● **REQUIRED WORK**
Reproduce every one of the following records verbatim, keeping each character, tab, and coordinate unchanged.

+===+

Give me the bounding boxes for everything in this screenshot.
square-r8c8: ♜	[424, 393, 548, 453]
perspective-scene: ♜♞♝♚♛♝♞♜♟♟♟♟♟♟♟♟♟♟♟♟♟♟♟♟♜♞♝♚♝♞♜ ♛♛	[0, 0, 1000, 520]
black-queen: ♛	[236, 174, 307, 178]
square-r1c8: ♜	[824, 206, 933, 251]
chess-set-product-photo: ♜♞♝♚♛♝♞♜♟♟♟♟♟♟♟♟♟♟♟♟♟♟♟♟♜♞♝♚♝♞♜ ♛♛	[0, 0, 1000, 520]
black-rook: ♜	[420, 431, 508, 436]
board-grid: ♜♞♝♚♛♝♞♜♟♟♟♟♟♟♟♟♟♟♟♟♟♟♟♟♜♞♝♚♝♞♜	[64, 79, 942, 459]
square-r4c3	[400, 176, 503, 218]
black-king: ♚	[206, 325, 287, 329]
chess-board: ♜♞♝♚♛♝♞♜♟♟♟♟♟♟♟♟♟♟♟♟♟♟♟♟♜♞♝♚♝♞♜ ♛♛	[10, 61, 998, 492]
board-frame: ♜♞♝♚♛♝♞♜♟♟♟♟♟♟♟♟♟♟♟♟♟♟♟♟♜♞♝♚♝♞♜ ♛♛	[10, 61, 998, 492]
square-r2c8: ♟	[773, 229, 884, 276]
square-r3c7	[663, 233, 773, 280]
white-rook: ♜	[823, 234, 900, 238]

+===+

● **OUTPUT OF THE TASK**
Give me the bounding boxes for everything in this screenshot.
square-r8c8: ♜	[424, 393, 548, 453]
perspective-scene: ♜♞♝♚♛♝♞♜♟♟♟♟♟♟♟♟♟♟♟♟♟♟♟♟♜♞♝♚♝♞♜ ♛♛	[0, 0, 1000, 520]
black-queen: ♛	[236, 174, 307, 178]
square-r1c8: ♜	[824, 206, 933, 251]
chess-set-product-photo: ♜♞♝♚♛♝♞♜♟♟♟♟♟♟♟♟♟♟♟♟♟♟♟♟♜♞♝♚♝♞♜ ♛♛	[0, 0, 1000, 520]
black-rook: ♜	[420, 431, 508, 436]
board-grid: ♜♞♝♚♛♝♞♜♟♟♟♟♟♟♟♟♟♟♟♟♟♟♟♟♜♞♝♚♝♞♜	[64, 79, 942, 459]
square-r4c3	[400, 176, 503, 218]
black-king: ♚	[206, 325, 287, 329]
chess-board: ♜♞♝♚♛♝♞♜♟♟♟♟♟♟♟♟♟♟♟♟♟♟♟♟♜♞♝♚♝♞♜ ♛♛	[10, 61, 998, 492]
board-frame: ♜♞♝♚♛♝♞♜♟♟♟♟♟♟♟♟♟♟♟♟♟♟♟♟♜♞♝♚♝♞♜ ♛♛	[10, 61, 998, 492]
square-r2c8: ♟	[773, 229, 884, 276]
square-r3c7	[663, 233, 773, 280]
white-rook: ♜	[823, 234, 900, 238]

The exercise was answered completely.